• WHAT IS EXPECTED:
Below are the records. Gather each line that holds "Hours".

• RECORDS FOR THIS TASK:
◇ ◇ ◇ ◇
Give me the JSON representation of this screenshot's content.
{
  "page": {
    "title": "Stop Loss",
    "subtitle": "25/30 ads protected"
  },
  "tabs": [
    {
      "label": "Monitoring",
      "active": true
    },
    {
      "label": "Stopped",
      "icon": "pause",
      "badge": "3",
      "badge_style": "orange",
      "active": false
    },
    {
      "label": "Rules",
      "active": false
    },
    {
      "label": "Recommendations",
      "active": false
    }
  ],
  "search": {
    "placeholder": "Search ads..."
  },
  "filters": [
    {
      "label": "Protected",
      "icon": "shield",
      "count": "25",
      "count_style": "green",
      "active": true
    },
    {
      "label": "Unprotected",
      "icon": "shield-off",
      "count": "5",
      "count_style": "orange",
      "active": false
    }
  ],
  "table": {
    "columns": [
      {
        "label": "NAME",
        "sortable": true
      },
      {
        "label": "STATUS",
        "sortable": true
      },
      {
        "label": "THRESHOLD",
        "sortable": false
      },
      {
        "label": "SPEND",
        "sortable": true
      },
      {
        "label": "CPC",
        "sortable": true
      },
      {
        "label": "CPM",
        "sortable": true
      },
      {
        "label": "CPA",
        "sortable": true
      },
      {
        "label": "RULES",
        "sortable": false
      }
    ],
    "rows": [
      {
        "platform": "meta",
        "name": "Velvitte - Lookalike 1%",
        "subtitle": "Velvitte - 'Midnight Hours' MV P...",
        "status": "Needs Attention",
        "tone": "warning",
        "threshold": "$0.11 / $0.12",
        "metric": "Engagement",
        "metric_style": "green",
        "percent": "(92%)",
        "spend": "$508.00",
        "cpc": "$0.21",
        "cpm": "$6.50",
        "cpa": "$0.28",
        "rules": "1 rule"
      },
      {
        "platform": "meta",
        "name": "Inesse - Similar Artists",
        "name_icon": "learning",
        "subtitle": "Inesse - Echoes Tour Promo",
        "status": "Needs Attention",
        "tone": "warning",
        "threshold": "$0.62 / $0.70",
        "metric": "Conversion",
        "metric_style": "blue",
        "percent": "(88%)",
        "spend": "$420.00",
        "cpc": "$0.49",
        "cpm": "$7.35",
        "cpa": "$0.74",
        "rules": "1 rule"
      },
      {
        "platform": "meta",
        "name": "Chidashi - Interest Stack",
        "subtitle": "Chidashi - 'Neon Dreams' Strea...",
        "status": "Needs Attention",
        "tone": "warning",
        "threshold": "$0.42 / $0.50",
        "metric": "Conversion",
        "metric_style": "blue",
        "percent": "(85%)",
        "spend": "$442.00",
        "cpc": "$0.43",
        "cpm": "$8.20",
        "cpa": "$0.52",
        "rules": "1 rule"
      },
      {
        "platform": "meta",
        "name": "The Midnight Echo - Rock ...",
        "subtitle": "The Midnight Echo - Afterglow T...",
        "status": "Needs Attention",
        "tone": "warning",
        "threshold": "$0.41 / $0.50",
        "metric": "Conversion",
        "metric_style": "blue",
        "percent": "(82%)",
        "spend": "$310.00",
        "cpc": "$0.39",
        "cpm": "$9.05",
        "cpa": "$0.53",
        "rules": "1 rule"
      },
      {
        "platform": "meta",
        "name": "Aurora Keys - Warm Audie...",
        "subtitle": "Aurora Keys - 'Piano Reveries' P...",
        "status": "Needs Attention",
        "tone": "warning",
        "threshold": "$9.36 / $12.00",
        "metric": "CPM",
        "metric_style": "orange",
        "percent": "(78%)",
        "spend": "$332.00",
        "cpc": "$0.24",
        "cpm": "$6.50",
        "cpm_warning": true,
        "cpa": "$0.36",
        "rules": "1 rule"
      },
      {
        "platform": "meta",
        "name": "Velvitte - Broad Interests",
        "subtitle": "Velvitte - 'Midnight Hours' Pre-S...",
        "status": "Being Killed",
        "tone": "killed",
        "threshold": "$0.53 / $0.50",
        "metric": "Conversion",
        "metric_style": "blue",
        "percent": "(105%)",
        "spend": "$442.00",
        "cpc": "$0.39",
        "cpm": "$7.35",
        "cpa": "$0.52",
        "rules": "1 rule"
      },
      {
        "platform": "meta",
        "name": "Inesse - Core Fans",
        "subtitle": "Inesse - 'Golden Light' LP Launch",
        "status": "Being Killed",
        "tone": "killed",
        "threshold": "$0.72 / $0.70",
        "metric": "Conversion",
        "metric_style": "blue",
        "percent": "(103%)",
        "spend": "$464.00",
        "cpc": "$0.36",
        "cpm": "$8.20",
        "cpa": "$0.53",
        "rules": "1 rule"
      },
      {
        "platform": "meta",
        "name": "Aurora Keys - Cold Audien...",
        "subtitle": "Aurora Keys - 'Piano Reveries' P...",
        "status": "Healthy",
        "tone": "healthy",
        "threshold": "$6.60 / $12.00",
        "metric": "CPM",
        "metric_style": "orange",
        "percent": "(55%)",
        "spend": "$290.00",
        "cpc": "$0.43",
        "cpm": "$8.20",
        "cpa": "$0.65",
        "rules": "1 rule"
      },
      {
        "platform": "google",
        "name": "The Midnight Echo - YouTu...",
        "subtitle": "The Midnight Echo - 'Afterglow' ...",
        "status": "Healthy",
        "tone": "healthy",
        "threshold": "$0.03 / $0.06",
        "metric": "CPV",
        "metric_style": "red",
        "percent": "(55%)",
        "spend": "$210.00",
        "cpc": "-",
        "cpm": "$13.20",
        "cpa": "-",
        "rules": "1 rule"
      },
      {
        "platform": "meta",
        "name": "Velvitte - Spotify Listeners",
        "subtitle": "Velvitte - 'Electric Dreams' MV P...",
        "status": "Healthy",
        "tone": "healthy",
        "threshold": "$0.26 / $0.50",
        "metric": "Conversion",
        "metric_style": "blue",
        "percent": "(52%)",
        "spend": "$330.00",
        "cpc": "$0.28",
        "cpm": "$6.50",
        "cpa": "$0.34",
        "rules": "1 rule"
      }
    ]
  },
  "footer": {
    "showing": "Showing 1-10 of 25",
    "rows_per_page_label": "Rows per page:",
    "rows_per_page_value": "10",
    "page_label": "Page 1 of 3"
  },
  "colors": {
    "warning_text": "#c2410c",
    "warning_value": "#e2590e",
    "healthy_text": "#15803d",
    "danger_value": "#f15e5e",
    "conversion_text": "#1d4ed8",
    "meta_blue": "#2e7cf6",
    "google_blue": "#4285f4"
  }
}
◇ ◇ ◇ ◇
• WRITTEN REPLY:
        "subtitle": "Velvitte - 'Midnight Hours' MV P...",
        "subtitle": "Velvitte - 'Midnight Hours' Pre-S...",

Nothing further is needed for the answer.